■ **EXERCISE MATERIAL**
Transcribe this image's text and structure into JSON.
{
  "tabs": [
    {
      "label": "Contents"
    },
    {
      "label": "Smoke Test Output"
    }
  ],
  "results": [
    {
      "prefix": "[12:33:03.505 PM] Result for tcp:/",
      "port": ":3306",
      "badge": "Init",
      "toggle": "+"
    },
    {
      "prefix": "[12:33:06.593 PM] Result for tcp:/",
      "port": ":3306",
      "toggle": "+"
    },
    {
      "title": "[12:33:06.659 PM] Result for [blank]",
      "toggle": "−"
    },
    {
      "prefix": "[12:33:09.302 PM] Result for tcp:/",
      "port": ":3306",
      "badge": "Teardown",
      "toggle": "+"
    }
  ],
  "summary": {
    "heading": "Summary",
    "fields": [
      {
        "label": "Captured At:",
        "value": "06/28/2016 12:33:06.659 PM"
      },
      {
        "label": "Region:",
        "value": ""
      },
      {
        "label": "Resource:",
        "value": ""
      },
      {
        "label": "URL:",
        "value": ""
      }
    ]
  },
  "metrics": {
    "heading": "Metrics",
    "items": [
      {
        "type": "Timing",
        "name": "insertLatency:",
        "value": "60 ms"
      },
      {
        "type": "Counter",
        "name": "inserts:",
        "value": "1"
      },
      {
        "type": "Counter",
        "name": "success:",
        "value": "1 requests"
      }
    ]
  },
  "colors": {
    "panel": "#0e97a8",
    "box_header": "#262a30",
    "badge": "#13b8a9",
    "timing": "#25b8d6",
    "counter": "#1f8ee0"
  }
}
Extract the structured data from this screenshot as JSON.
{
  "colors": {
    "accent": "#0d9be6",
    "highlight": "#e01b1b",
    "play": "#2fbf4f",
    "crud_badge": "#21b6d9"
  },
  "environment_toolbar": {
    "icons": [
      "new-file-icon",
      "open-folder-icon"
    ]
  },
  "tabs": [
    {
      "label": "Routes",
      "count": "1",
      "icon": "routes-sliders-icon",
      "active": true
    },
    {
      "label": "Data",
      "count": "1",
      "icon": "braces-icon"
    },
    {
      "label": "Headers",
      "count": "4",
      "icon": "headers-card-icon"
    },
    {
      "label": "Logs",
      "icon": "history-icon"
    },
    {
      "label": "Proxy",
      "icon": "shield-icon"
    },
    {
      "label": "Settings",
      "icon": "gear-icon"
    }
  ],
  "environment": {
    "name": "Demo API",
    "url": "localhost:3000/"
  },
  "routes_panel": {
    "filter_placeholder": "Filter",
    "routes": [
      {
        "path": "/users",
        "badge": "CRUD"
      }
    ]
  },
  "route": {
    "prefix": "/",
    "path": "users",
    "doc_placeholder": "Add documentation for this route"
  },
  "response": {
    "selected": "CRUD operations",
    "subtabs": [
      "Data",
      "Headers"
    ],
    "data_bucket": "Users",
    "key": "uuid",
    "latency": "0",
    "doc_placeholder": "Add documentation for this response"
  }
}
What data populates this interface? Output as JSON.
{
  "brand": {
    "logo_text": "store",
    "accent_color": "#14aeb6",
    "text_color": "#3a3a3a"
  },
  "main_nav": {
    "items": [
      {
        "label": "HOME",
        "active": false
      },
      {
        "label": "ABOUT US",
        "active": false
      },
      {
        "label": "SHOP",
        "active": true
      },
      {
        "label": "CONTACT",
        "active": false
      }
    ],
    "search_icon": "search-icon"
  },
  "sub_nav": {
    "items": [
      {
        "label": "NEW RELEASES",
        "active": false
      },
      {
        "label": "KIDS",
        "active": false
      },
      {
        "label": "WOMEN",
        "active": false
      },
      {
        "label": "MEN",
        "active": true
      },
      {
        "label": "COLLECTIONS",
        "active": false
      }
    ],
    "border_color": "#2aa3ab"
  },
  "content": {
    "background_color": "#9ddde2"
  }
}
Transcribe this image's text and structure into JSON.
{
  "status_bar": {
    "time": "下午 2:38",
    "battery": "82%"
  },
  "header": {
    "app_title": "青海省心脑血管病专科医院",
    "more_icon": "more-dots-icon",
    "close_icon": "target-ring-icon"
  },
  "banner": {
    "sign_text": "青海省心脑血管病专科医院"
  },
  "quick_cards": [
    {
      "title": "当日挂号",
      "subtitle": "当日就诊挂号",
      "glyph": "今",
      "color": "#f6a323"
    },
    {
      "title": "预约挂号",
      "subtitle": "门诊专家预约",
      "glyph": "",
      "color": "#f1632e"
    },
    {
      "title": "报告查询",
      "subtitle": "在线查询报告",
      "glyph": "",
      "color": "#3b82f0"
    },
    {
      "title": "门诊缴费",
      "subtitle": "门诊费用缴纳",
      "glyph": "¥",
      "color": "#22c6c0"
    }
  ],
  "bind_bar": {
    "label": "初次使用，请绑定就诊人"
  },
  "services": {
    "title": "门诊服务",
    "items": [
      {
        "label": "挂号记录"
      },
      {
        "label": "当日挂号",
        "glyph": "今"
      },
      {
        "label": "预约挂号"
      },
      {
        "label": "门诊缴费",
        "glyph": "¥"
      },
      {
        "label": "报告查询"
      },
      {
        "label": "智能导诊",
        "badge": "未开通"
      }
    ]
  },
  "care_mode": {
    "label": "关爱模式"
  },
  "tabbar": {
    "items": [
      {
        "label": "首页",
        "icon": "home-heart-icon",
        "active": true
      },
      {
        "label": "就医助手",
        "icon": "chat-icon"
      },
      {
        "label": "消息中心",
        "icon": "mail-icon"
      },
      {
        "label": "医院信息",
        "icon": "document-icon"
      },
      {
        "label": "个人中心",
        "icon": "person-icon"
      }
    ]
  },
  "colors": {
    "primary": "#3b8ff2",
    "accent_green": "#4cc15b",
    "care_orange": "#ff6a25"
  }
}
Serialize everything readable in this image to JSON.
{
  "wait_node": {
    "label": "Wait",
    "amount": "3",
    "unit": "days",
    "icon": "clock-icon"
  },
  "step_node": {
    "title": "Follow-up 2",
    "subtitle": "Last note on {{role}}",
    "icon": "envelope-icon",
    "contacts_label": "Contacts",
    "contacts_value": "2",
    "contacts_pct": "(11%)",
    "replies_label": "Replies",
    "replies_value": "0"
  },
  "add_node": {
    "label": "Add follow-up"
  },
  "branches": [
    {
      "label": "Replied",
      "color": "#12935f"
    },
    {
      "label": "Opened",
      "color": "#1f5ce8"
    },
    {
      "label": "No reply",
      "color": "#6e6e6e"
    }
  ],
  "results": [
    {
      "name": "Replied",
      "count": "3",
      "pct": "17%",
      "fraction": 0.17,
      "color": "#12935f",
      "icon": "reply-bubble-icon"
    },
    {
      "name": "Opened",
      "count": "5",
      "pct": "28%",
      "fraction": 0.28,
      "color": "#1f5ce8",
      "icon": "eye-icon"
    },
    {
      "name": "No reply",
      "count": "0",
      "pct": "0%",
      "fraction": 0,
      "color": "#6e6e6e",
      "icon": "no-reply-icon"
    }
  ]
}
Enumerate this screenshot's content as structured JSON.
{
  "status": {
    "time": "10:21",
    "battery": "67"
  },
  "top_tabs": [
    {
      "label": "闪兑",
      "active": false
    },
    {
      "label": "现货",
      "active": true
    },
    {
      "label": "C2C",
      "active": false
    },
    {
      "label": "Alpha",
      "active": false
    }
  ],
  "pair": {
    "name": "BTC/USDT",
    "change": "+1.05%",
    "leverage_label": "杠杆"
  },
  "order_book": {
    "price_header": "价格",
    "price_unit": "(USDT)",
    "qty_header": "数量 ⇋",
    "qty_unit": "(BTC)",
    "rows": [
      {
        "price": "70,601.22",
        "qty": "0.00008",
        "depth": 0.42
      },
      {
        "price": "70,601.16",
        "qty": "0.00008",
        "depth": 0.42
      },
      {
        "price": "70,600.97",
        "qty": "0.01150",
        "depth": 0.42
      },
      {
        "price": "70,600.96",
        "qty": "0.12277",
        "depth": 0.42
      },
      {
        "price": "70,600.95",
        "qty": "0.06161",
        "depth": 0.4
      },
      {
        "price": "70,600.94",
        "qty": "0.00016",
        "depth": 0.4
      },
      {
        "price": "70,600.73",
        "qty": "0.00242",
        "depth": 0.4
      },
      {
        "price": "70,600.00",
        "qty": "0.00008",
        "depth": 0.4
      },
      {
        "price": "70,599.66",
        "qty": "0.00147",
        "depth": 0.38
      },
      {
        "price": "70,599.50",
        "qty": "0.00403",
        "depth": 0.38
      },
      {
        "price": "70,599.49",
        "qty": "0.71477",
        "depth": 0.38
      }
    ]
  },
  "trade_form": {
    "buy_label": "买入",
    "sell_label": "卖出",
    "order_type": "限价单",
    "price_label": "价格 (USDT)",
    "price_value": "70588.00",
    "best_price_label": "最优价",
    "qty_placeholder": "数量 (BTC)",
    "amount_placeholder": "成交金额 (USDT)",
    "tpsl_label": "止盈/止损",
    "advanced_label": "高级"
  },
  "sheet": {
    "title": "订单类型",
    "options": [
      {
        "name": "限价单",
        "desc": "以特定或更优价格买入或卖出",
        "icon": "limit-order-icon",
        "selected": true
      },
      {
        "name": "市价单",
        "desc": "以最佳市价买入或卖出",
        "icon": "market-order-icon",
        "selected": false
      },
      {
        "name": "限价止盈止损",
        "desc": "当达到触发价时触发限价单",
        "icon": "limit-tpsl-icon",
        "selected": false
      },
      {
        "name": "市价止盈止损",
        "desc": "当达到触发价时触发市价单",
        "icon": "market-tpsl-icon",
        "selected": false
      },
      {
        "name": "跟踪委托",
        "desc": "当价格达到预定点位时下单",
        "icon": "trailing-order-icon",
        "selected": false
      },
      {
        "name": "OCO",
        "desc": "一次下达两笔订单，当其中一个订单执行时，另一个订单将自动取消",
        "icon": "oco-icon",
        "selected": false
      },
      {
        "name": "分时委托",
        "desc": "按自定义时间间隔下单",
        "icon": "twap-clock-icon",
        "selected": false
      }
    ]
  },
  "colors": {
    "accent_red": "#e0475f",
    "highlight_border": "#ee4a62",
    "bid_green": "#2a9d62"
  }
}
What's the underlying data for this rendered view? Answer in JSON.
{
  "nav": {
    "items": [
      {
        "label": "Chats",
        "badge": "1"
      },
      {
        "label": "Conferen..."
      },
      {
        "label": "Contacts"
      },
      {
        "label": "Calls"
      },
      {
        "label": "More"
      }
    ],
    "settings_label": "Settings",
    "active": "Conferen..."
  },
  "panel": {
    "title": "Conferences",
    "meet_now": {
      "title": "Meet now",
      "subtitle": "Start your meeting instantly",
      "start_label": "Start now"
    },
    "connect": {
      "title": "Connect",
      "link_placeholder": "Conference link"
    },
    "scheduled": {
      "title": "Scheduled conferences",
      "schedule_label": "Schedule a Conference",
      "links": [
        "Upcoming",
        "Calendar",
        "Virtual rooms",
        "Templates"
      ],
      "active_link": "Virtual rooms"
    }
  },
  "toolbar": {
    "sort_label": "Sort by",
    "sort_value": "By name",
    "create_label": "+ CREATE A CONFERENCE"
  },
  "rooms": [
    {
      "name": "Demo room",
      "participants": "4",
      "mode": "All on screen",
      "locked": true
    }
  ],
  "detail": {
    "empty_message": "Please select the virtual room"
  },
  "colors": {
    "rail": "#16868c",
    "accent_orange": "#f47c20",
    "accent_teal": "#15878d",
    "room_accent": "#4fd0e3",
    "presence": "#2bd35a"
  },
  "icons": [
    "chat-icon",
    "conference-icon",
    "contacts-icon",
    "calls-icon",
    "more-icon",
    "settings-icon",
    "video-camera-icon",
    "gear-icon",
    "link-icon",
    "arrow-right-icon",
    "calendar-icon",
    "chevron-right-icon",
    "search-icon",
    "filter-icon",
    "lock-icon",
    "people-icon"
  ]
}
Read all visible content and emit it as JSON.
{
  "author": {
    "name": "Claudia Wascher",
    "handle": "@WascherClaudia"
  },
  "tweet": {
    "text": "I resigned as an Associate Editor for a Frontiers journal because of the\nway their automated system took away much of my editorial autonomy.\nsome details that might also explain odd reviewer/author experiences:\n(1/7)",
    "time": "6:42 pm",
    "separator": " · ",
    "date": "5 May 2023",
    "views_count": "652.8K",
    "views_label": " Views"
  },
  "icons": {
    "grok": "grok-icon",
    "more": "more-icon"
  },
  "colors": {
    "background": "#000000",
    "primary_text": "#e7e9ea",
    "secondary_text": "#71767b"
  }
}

■ **OBJECTIVE**
Check all the records above and select each line where the string "search" is found.

■ **ANSWER TO THIS PROBLEM**
    "search_icon": "search-icon"
    "search-icon",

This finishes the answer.